What to work on
Every line that contains the word "image" should be copied.

* Start Material for this exercise *

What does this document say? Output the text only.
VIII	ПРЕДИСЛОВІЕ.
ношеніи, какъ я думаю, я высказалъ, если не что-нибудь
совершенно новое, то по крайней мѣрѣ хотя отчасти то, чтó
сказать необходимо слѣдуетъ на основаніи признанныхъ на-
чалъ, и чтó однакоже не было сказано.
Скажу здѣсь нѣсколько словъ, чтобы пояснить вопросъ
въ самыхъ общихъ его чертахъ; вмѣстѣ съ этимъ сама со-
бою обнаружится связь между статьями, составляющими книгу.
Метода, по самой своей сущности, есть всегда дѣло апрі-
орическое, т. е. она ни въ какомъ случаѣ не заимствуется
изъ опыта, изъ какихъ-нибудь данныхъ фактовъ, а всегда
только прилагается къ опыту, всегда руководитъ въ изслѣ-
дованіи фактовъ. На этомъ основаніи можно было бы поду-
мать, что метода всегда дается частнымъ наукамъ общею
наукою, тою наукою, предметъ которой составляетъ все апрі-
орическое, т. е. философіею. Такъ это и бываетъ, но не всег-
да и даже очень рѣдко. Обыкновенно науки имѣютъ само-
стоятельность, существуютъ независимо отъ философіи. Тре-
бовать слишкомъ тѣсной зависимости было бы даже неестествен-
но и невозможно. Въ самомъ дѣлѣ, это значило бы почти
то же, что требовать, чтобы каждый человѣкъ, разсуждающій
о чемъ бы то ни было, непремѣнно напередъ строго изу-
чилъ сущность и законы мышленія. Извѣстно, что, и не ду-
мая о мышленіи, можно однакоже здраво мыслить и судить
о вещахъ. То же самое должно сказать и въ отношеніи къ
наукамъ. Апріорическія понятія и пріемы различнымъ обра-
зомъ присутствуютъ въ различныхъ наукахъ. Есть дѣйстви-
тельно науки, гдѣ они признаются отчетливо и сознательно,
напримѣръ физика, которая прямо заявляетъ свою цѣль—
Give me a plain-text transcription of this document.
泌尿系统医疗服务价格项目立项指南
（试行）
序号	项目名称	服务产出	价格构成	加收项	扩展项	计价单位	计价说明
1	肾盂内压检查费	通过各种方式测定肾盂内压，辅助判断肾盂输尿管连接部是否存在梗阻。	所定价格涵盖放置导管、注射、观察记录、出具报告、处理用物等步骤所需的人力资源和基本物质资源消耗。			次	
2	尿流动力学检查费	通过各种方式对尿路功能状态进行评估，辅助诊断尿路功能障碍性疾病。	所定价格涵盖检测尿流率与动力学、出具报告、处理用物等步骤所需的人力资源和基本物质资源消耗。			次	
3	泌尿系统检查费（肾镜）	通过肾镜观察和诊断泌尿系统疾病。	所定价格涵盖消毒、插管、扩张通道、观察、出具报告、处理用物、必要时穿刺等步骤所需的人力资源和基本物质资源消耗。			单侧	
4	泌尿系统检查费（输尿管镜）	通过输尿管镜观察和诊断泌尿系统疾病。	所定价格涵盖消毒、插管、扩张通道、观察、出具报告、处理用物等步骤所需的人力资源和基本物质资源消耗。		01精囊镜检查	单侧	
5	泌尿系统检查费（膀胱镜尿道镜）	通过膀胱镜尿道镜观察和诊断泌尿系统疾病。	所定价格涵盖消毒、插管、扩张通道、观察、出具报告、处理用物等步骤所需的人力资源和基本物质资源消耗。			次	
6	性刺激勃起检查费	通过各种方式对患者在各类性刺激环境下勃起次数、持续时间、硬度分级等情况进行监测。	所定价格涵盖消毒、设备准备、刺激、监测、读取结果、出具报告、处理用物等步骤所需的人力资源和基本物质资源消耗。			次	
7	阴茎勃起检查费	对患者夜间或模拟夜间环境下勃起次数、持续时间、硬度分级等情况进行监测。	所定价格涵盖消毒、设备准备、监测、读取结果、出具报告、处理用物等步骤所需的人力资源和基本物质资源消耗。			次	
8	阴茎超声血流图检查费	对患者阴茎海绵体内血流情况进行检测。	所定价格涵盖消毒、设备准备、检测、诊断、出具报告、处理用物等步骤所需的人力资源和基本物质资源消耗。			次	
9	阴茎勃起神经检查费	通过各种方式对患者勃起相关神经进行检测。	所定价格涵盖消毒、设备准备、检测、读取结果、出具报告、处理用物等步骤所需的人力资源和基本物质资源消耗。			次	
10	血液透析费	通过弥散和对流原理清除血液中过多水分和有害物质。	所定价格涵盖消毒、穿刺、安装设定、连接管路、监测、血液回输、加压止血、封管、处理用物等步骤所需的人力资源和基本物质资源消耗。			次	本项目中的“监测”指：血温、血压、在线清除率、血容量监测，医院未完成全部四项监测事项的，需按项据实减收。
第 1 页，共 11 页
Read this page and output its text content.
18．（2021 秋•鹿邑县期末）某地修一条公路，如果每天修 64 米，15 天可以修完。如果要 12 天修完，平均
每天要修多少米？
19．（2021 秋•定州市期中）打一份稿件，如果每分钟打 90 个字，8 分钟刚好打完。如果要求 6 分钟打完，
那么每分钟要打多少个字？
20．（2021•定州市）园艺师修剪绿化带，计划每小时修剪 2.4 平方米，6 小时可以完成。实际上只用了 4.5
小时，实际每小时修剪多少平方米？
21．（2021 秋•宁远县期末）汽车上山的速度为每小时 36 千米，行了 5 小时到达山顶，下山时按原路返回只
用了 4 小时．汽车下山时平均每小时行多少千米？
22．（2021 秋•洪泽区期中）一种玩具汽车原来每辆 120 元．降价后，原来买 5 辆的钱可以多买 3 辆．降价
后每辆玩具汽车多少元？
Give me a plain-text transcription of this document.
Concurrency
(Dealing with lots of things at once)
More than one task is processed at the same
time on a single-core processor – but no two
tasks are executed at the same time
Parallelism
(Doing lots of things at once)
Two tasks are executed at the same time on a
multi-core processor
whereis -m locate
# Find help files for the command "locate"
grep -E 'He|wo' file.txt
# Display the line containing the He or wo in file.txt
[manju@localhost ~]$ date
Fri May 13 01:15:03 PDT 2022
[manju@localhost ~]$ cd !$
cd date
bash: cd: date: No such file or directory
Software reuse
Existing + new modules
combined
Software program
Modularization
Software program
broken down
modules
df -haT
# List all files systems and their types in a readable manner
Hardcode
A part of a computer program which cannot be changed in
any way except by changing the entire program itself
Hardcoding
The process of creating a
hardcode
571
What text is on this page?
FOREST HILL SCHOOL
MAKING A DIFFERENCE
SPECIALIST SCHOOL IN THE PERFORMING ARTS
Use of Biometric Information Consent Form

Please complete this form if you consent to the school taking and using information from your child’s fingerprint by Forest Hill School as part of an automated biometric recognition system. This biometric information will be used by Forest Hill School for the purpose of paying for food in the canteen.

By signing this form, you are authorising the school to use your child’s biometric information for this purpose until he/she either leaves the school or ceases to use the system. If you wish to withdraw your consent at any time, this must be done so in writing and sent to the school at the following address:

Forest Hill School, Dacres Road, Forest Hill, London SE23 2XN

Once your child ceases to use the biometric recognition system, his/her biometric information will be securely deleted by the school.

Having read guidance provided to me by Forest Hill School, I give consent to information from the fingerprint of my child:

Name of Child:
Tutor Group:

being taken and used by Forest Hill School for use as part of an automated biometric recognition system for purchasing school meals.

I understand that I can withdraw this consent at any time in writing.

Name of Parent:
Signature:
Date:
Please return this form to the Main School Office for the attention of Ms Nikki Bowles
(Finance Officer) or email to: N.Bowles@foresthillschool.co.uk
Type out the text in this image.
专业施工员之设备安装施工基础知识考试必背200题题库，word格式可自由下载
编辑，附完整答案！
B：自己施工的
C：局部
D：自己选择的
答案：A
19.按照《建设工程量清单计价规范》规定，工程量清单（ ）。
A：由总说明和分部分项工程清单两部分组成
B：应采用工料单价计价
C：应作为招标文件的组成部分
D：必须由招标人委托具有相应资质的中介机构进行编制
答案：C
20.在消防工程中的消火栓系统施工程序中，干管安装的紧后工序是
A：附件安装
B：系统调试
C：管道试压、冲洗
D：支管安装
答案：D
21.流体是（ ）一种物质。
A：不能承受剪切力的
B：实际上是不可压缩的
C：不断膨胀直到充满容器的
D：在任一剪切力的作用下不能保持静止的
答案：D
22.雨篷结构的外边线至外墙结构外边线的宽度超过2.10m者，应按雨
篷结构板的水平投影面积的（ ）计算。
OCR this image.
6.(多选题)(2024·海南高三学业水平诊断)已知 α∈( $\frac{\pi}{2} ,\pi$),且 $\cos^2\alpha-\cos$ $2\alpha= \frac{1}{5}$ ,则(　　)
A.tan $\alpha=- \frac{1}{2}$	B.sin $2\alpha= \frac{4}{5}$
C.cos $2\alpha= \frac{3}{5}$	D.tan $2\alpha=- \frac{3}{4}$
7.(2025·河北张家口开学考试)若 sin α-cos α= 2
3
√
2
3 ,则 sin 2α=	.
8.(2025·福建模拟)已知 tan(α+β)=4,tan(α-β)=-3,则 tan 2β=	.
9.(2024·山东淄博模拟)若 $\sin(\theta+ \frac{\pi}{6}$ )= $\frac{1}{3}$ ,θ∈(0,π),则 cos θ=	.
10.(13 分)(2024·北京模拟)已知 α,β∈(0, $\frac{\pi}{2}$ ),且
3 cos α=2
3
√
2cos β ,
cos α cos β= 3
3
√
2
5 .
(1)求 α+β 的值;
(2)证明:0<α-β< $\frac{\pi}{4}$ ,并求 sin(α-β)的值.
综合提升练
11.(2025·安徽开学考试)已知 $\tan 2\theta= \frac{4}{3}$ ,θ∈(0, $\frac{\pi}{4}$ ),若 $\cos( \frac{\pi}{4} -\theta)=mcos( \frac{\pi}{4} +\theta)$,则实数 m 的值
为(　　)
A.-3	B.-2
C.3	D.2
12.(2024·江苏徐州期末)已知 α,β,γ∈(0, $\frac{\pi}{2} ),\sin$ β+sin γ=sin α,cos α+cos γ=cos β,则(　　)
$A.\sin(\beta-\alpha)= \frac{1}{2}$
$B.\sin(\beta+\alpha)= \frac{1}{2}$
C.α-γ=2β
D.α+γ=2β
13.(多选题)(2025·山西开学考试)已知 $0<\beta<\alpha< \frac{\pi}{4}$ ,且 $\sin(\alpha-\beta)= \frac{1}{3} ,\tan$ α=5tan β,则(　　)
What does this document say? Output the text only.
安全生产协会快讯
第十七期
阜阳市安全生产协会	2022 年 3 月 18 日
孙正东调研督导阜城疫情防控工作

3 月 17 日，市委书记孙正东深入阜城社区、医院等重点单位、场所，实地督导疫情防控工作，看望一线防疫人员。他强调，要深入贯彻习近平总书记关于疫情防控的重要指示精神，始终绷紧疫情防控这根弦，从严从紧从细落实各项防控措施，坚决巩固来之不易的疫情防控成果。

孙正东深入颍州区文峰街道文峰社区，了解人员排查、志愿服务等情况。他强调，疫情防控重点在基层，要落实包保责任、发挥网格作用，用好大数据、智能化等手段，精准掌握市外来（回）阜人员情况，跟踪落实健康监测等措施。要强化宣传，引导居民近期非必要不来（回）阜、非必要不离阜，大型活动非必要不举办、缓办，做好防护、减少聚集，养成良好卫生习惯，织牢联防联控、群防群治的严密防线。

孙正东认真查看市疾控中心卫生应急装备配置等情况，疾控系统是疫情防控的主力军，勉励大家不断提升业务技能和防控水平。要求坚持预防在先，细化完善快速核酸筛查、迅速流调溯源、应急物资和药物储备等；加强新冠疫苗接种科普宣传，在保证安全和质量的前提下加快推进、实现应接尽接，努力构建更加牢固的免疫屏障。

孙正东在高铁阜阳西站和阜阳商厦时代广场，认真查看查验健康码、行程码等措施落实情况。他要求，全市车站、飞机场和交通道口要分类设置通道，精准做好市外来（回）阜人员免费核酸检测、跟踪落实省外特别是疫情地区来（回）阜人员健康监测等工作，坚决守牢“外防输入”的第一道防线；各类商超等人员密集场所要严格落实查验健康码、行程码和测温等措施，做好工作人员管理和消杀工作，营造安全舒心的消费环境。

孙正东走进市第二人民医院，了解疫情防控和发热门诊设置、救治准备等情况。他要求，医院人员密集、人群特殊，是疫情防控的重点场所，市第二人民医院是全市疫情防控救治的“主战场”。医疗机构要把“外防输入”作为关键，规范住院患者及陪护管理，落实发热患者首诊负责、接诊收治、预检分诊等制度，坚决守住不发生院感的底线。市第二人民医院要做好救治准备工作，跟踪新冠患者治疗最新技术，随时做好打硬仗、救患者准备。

* End Material for this exercise *

Full output
Type out the text in this image.
OCR this image.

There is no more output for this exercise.